▸ **Stated task**
Return, unchanged, the part of the records that opens with the line containing "- footer name: The" and closes with the line containing "- hexagon: [37, 1618, 168, 1745]", both of those lines included.

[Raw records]
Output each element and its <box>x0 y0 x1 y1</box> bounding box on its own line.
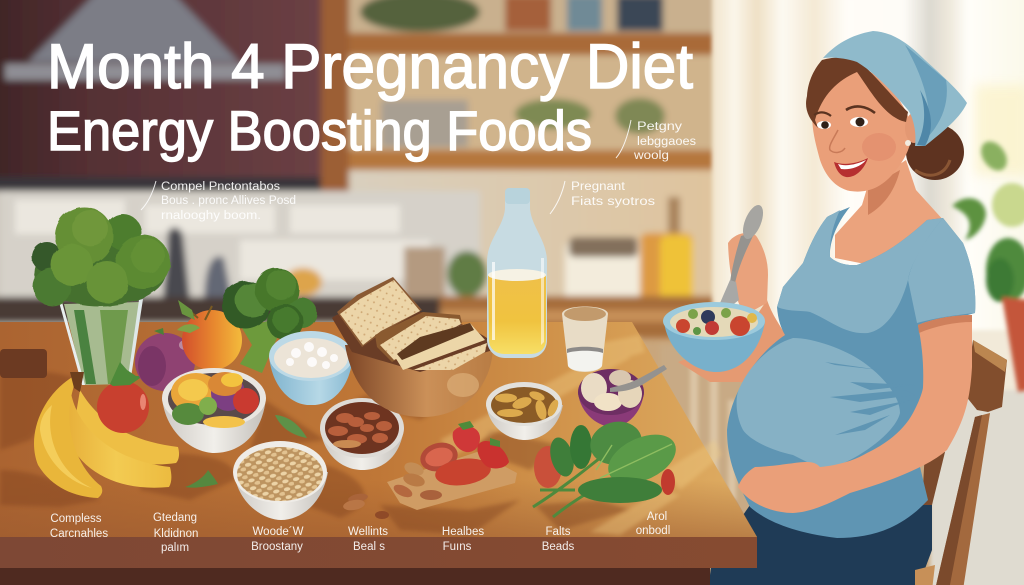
food labels: Woode´W <box>253 526 304 538</box>
callout: petgny <box>616 120 696 162</box>
spinach and tomato <box>533 416 684 517</box>
food labels <box>50 511 670 554</box>
belly <box>737 338 900 470</box>
bottle <box>487 188 547 358</box>
curtain <box>712 0 1024 340</box>
banana bunch <box>34 372 179 498</box>
sleeve <box>908 218 975 323</box>
fruit bowl <box>162 368 266 453</box>
florets <box>32 207 170 306</box>
right arm <box>738 315 972 513</box>
food labels: Kldidnon <box>154 528 198 540</box>
plum <box>135 328 195 391</box>
nuts small bowl <box>486 382 563 440</box>
neck <box>835 160 945 270</box>
title <box>47 32 693 162</box>
food labels: Beads <box>542 541 575 553</box>
food labels: palım <box>161 542 189 554</box>
shirt folds <box>825 362 915 435</box>
callout: petgny: lebgɡaoes <box>637 136 696 148</box>
face <box>806 57 923 192</box>
table front edge <box>0 537 757 568</box>
hair <box>806 57 908 128</box>
figs <box>417 439 493 489</box>
title: Month 4 Pregnancy Diet <box>47 32 693 102</box>
food labels: Broostany <box>251 541 303 553</box>
callout: compel: Bous . pronc Allives Posd <box>161 195 296 207</box>
nose <box>830 130 845 152</box>
eyes <box>814 106 875 129</box>
yogurt bowl <box>269 331 353 405</box>
jeans <box>708 500 932 585</box>
purple apple bowl <box>578 365 667 427</box>
food labels: Gtedang <box>153 512 197 524</box>
second broccoli <box>222 268 317 373</box>
callout: pregnant <box>550 181 655 214</box>
food labels: Compless <box>50 513 102 525</box>
title: Energy Boosting Foods <box>47 99 592 162</box>
background plant <box>952 137 1024 392</box>
callout: petgny: Petgny <box>637 121 682 133</box>
food labels: Beal s <box>353 541 385 553</box>
food labels: onbodl <box>636 525 670 537</box>
headscarf <box>823 31 967 146</box>
table <box>0 322 757 585</box>
strawberries <box>453 421 509 468</box>
hair bun <box>906 124 964 180</box>
callout: petgny: woolg <box>633 150 669 162</box>
bread in bowl <box>332 277 493 417</box>
broccoli in glass <box>32 207 170 385</box>
food labels: Healbes <box>442 526 484 538</box>
woman <box>663 31 975 538</box>
vase stems <box>59 255 143 385</box>
shirt light chest <box>777 210 943 333</box>
orange apple <box>177 300 242 370</box>
callout: compel <box>141 181 296 222</box>
oats bowl <box>233 441 328 520</box>
chair <box>915 340 1007 585</box>
counter and cabinet <box>930 385 1024 585</box>
ear <box>905 113 923 143</box>
bowl held <box>663 302 765 372</box>
herb sprig <box>185 470 218 488</box>
food labels: Carcnahles <box>50 528 108 540</box>
hand and fork <box>720 202 768 315</box>
food labels: Arol <box>647 511 667 523</box>
food labels: Wellints <box>348 526 388 538</box>
food labels: Falts <box>546 526 571 538</box>
callout: compel: Compel Pnctontabos <box>161 181 280 193</box>
almonds on board <box>392 460 442 500</box>
red tomato <box>97 362 149 433</box>
almonds on table <box>342 492 389 519</box>
small leaf <box>275 415 307 438</box>
window light <box>975 85 1024 175</box>
forearm to bowl <box>678 300 786 382</box>
callout: pregnant: Pregnant <box>571 181 626 193</box>
callout: compel: rnalooghy boom. <box>161 210 261 222</box>
mouth <box>834 158 868 177</box>
shirt torso <box>727 207 975 538</box>
cutting board with fruit <box>387 421 517 510</box>
water glass <box>562 306 608 372</box>
nuts bowl <box>320 398 404 470</box>
food labels: Fuıns <box>443 541 472 553</box>
callout: pregnant: Fiats syotros <box>571 196 655 208</box>
wallet <box>0 349 47 378</box>
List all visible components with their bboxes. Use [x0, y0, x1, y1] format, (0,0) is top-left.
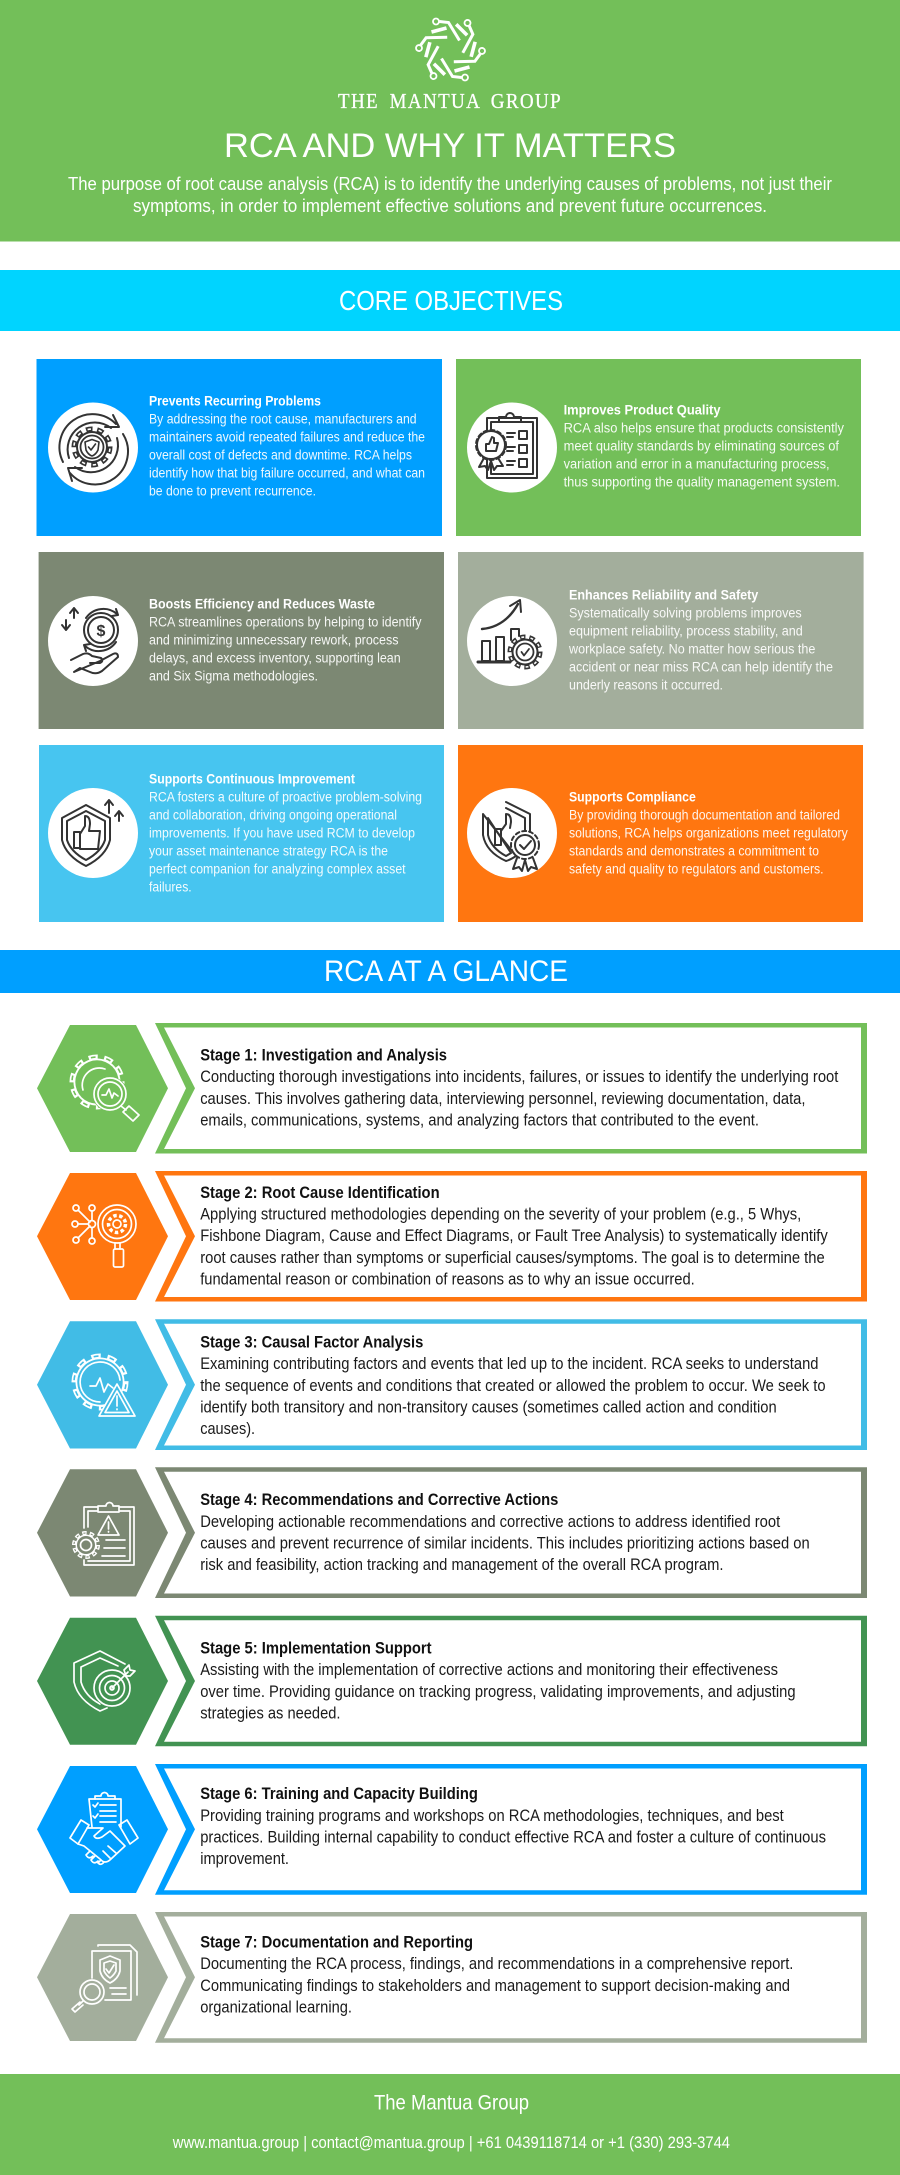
- footer name: The Mantua Group: [374, 2092, 529, 2114]
- body text: causes and prevent recurrence of similar incidents. This includes prioritizing actions based on: [200, 1534, 810, 1552]
- heading: Enhances Reliability and Safety: [569, 588, 759, 602]
- icon: hand with dollar coin: [62, 608, 118, 673]
- icon: hand with dollar coin: $: [96, 623, 106, 640]
- body text: [200, 1955, 793, 2016]
- contact details: www.mantua.group | contact@mantua.group | +61 0439118714 or +1 (330) 293-3744: [172, 2134, 730, 2152]
- title: RCA AND WHY IT MATTERS: [224, 127, 676, 165]
- body text: improvement.: [200, 1850, 289, 1868]
- hexagon: [37, 1469, 168, 1596]
- body text: and minimizing unnecessary rework, process: [149, 632, 399, 648]
- icon: gear with warning triangle: [74, 1356, 136, 1417]
- body text: practices. Building internal capability to conduct effective RCA and foster a culture of continuous: [200, 1828, 826, 1846]
- body text: over time. Providing guidance on tracking progress, validating improvements, and adjusting: [200, 1683, 796, 1701]
- body text: accident or near miss RCA can help identify the: [569, 660, 833, 674]
- panel: footer: [0, 2074, 900, 2175]
- hexagon: [37, 1618, 168, 1745]
- panel: improves product quality: [456, 359, 861, 536]
- icon: clipboard with badge: [476, 413, 537, 478]
- body text: By addressing the root cause, manufacturers and: [149, 412, 417, 426]
- body text: Providing training programs and workshops on RCA methodologies, techniques, and best: [200, 1807, 784, 1825]
- brand name: THE MANTUA GROUP: [338, 89, 562, 113]
- body text: workplace safety. No matter how serious the: [568, 642, 815, 656]
- heading: Stage 6: Training and Capacity Building: [200, 1785, 478, 1803]
- panel: stage 4: [37, 1467, 867, 1598]
- banner: RCA at a glance: [0, 950, 900, 993]
- hexagon: [37, 1173, 168, 1300]
- panel: continuous improvement: [39, 745, 444, 922]
- body text: overall cost of defects and downtime. RCA helps: [149, 448, 412, 462]
- hexagon: [37, 1321, 168, 1448]
- icon: gear with magnifier: [72, 1057, 139, 1121]
- panel: supports compliance: [458, 745, 863, 922]
- body text: [564, 420, 844, 490]
- body text: [149, 790, 422, 894]
- icon: bar chart with gear: [478, 600, 540, 667]
- body text: perfect companion for analyzing complex asset: [149, 862, 406, 876]
- heading: Stage 5: Implementation Support: [200, 1640, 432, 1658]
- icon: network with magnifier: [72, 1205, 136, 1267]
- body text: and Six Sigma methodologies.: [149, 668, 318, 684]
- body text: RCA also helps ensure that products consistently: [564, 420, 844, 436]
- heading: Stage 4: Recommendations and Corrective Actions: [200, 1491, 558, 1509]
- icon: gear with circular arrows: [59, 414, 128, 484]
- body text: maintainers avoid repeated failures and reduce the: [149, 430, 425, 444]
- heading: Supports Compliance: [569, 790, 696, 804]
- heading: Prevents Recurring Problems: [149, 394, 321, 408]
- body text: [200, 1661, 796, 1722]
- heading: Improves Product Quality: [564, 402, 721, 418]
- body text: solutions, RCA helps organizations meet regulatory: [569, 826, 848, 840]
- panel: header: [0, 0, 900, 242]
- panel: stage 1: [37, 1023, 867, 1154]
- body text: meet quality standards by eliminating sources of: [564, 438, 839, 454]
- body text: [200, 1206, 828, 1288]
- icon: document with shield and magnifier: [72, 1945, 137, 2012]
- heading: Stage 2: Root Cause Identification: [200, 1184, 440, 1202]
- body text: your asset maintenance strategy RCA is the: [149, 844, 388, 858]
- body text: [200, 1068, 839, 1130]
- icon: shield with thumbs up: [62, 800, 123, 866]
- banner: RCA at a glance: RCA AT A GLANCE: [324, 955, 568, 988]
- body text: safety and quality to regulators and customers.: [569, 862, 824, 876]
- panel: stage 5: [37, 1616, 867, 1746]
- icon: clipboard with warning and gear: [74, 1502, 134, 1565]
- frame: [155, 1467, 867, 1598]
- panel: stage 2: [37, 1171, 867, 1302]
- body text: [569, 808, 848, 876]
- body text: causes. This involves gathering data, interviewing personnel, reviewing documentation, data,: [200, 1090, 805, 1108]
- hexagon: [37, 1025, 168, 1152]
- panel: enhances reliability: [458, 552, 864, 729]
- body text: variation and error in a manufacturing process,: [564, 456, 830, 472]
- body text: underly reasons it occurred.: [569, 678, 723, 692]
- body text: Assisting with the implementation of corrective actions and monitoring their effectiveness: [200, 1661, 778, 1679]
- body text: Communicating findings to stakeholders and management to support decision-making and: [200, 1977, 790, 1995]
- hexagon: [37, 1914, 168, 2041]
- hexagon: [37, 1766, 168, 1893]
- body text: identify how that big failure occurred, and what can: [149, 466, 425, 480]
- body text: RCA fosters a culture of proactive problem-solving: [149, 790, 422, 804]
- body text: [200, 1513, 810, 1574]
- heading: Stage 3: Causal Factor Analysis: [200, 1334, 423, 1352]
- body text: emails, communications, systems, and analyzing factors that contributed to the event.: [200, 1112, 759, 1130]
- panel: boosts efficiency: [39, 552, 444, 729]
- panel: stage 6: [37, 1764, 867, 1895]
- intro text: symptoms, in order to implement effective solutions and prevent future occurrences.: [133, 196, 767, 216]
- frame: [155, 1912, 867, 2043]
- banner: core objectives: CORE OBJECTIVES: [339, 285, 563, 316]
- panel: stage 7: [37, 1912, 867, 2043]
- panel: prevents recurring problems: [36, 359, 442, 536]
- body text: be done to prevent recurrence.: [149, 484, 316, 498]
- intro text: [68, 174, 832, 216]
- panel: stage 3: [37, 1319, 867, 1450]
- body text: Fishbone Diagram, Cause and Effect Diagrams, or Fault Tree Analysis) to systematically identify: [200, 1227, 828, 1245]
- body text: Developing actionable recommendations and corrective actions to address identified root: [200, 1513, 781, 1531]
- icon: Mantua Group logo: [414, 18, 487, 81]
- frame: [155, 1616, 867, 1746]
- body text: risk and feasibility, action tracking and management of the overall RCA program.: [200, 1556, 723, 1574]
- body text: identify both transitory and non-transitory causes (sometimes called action and condition: [200, 1398, 777, 1416]
- body text: failures.: [149, 880, 192, 894]
- intro text: The purpose of root cause analysis (RCA) is to identify the underlying causes of problems, not just their: [68, 174, 832, 194]
- body text: the sequence of events and conditions that created or allowed the problem to occur. We seek to: [200, 1377, 826, 1395]
- body text: strategies as needed.: [200, 1704, 340, 1722]
- body text: root causes rather than symptoms or superficial causes/symptoms. The goal is to determine the: [200, 1249, 825, 1267]
- frame: [155, 1319, 867, 1450]
- banner: core objectives: [0, 270, 900, 331]
- body text: thus supporting the quality management system.: [564, 474, 840, 490]
- body text: fundamental reason or combination of reasons as to why an issue occurred.: [200, 1270, 695, 1288]
- heading: Boosts Efficiency and Reduces Waste: [149, 596, 375, 612]
- body text: and collaboration, driving ongoing operational: [149, 808, 397, 822]
- body text: Applying structured methodologies depending on the severity of your problem (e.g., 5 Whys,: [200, 1206, 801, 1224]
- body text: [568, 606, 833, 692]
- body text: [149, 412, 425, 498]
- frame: [155, 1764, 867, 1895]
- heading: Stage 7: Documentation and Reporting: [200, 1934, 473, 1952]
- icon: handshake with clipboard: [70, 1792, 138, 1864]
- body text: equipment reliability, process stability, and: [569, 624, 803, 638]
- frame: [155, 1023, 867, 1154]
- body text: [149, 614, 422, 684]
- body text: delays, and excess inventory, supporting lean: [149, 650, 401, 666]
- icon: shield with target: [74, 1651, 135, 1711]
- body text: Examining contributing factors and events that led up to the incident. RCA seeks to understand: [200, 1355, 818, 1373]
- body text: causes).: [200, 1420, 255, 1438]
- body text: Documenting the RCA process, findings, and recommendations in a comprehensive report.: [200, 1955, 793, 1973]
- frame: [155, 1171, 867, 1302]
- heading: Supports Continuous Improvement: [149, 772, 355, 786]
- heading: Stage 1: Investigation and Analysis: [200, 1046, 447, 1064]
- body text: [200, 1355, 826, 1438]
- body text: organizational learning.: [200, 1998, 352, 2016]
- body text: By providing thorough documentation and tailored: [569, 808, 840, 822]
- body text: Conducting thorough investigations into incidents, failures, or issues to identify the underlying root: [200, 1068, 839, 1086]
- body text: RCA streamlines operations by helping to identify: [149, 614, 422, 630]
- body text: Systematically solving problems improves: [569, 606, 802, 620]
- icon: shield with badge: [483, 802, 539, 871]
- body text: [200, 1807, 826, 1868]
- body text: improvements. If you have used RCM to develop: [149, 826, 415, 840]
- body text: standards and demonstrates a commitment to: [569, 844, 819, 858]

▸ **Solution for this task**
- footer name: The Mantua Group: [374, 2092, 529, 2114]
- body text: causes and prevent recurrence of similar incidents. This includes prioritizing actions based on: [200, 1534, 810, 1552]
- heading: Enhances Reliability and Safety: [569, 588, 759, 602]
- icon: hand with dollar coin: [62, 608, 118, 673]
- icon: hand with dollar coin: $: [96, 623, 106, 640]
- body text: [200, 1955, 793, 2016]
- contact details: www.mantua.group | contact@mantua.group | +61 0439118714 or +1 (330) 293-3744: [172, 2134, 730, 2152]
- title: RCA AND WHY IT MATTERS: [224, 127, 676, 165]
- body text: improvement.: [200, 1850, 289, 1868]
- hexagon: [37, 1469, 168, 1596]
- body text: and minimizing unnecessary rework, process: [149, 632, 399, 648]
- icon: gear with warning triangle: [74, 1356, 136, 1417]
- body text: practices. Building internal capability to conduct effective RCA and foster a culture of continuous: [200, 1828, 826, 1846]
- body text: over time. Providing guidance on tracking progress, validating improvements, and adjusting: [200, 1683, 796, 1701]
- body text: accident or near miss RCA can help identify the: [569, 660, 833, 674]
- panel: footer: [0, 2074, 900, 2175]
- hexagon: [37, 1618, 168, 1745]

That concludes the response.